Where a line contains the string "deviation", copy that line.

------ Dataset extract ------

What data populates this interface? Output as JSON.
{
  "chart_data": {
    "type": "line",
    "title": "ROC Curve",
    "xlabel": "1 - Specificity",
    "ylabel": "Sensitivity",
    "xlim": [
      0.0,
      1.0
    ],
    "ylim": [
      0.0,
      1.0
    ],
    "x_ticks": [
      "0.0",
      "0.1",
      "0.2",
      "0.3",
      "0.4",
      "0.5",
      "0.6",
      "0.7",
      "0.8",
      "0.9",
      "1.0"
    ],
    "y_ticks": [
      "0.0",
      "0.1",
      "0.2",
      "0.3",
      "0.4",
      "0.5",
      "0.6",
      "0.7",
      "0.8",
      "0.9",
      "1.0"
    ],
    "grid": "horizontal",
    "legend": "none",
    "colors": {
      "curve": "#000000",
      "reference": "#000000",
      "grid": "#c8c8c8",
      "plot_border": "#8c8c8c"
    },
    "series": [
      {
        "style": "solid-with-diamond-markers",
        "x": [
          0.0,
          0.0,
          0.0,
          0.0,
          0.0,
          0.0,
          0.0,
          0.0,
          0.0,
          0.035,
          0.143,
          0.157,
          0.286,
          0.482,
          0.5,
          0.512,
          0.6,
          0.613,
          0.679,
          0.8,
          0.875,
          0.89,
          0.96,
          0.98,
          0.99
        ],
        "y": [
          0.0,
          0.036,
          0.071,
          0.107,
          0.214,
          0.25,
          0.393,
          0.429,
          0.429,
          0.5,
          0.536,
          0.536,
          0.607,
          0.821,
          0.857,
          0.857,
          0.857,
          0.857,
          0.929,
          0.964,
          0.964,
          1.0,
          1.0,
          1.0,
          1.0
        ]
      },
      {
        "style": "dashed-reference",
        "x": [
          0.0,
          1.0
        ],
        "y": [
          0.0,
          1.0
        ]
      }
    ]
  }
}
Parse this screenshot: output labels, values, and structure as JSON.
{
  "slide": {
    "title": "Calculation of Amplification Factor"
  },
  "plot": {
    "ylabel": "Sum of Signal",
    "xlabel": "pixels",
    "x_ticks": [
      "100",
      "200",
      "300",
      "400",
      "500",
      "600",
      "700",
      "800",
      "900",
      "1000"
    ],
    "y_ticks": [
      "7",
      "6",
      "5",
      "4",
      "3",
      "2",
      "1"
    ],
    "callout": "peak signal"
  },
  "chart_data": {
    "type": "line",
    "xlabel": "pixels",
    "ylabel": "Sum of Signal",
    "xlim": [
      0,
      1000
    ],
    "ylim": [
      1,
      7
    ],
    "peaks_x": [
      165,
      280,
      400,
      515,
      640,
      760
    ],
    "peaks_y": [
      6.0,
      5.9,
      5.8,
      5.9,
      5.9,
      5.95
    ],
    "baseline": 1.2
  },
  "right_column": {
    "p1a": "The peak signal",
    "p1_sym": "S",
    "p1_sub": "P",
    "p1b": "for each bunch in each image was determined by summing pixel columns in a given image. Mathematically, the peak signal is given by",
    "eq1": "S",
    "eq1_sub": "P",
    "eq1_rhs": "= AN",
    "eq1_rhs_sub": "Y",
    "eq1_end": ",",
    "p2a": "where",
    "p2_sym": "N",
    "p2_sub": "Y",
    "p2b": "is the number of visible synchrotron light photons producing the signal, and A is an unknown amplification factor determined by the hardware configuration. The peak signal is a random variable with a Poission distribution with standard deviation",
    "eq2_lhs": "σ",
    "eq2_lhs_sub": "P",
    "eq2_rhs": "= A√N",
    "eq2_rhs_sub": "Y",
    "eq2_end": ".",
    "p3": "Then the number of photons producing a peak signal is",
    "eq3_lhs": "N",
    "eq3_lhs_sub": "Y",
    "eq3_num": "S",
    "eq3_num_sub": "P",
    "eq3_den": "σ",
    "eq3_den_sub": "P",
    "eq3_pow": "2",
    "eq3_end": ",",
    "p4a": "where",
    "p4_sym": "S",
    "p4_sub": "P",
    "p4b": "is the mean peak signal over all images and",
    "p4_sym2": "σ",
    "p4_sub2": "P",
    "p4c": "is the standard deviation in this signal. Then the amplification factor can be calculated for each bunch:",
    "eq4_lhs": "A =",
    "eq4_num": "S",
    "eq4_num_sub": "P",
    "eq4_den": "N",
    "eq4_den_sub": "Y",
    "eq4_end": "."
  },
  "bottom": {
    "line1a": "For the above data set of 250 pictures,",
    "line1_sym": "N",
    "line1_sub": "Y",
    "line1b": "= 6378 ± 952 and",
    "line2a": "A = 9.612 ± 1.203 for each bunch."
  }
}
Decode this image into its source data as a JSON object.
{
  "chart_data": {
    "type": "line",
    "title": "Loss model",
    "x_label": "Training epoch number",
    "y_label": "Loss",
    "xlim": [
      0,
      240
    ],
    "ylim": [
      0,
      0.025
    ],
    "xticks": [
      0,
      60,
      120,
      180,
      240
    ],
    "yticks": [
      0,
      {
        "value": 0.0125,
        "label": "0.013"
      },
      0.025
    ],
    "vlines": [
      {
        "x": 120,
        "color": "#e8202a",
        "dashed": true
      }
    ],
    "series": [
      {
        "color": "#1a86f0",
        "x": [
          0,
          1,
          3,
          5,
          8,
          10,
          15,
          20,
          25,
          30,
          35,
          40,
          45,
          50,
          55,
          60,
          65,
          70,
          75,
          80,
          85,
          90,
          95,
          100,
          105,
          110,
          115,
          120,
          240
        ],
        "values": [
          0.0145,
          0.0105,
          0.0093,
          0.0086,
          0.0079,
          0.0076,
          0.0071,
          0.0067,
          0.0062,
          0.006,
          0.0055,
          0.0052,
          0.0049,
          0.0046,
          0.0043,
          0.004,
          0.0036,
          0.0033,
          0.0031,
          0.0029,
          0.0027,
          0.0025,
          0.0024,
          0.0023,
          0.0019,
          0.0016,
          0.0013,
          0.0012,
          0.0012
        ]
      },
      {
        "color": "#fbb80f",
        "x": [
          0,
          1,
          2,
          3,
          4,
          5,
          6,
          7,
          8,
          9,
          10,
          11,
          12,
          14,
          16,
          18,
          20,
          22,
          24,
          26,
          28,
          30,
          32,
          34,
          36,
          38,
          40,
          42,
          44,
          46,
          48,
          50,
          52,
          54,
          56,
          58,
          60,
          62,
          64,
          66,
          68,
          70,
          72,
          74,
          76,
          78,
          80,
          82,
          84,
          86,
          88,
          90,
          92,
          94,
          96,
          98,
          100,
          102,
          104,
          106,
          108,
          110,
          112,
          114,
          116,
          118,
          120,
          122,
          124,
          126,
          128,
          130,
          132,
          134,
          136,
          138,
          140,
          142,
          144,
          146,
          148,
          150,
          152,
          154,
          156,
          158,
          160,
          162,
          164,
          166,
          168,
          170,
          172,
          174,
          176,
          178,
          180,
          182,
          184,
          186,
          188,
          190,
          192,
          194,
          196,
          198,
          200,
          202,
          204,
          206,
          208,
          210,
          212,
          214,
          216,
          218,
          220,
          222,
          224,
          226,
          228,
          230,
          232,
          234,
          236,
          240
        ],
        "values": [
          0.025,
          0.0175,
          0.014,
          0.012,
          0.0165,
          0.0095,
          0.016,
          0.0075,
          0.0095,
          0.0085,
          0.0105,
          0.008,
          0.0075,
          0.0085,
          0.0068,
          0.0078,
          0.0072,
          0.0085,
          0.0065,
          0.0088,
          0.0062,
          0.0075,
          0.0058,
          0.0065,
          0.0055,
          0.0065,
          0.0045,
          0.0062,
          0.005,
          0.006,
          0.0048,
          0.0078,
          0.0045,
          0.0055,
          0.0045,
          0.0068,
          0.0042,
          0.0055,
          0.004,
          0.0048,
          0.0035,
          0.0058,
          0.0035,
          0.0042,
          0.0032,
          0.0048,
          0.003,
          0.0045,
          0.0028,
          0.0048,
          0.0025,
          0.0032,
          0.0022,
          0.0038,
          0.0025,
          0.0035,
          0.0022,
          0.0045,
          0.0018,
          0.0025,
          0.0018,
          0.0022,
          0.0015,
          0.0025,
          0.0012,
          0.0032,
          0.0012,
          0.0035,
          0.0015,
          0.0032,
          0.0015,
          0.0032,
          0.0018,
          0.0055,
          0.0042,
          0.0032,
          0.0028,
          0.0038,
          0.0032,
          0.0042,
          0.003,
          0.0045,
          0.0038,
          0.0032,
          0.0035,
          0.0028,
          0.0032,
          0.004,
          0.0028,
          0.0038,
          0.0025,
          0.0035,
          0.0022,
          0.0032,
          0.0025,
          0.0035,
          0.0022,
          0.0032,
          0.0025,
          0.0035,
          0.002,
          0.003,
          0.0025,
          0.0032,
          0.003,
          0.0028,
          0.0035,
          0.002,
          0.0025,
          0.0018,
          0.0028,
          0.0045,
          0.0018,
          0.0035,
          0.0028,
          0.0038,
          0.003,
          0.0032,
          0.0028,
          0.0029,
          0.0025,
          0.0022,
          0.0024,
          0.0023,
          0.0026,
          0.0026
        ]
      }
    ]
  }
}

------

:: Exercise answer ::
    "p2b": "is the number of visible synchrotron light photons producing the signal, and A is an unknown amplification factor determined by the hardware configuration. The peak signal is a random variable with a Poission distribution with standard deviation",
    "p4c": "is the standard deviation in this signal. Then the amplification factor can be calculated for each bunch:",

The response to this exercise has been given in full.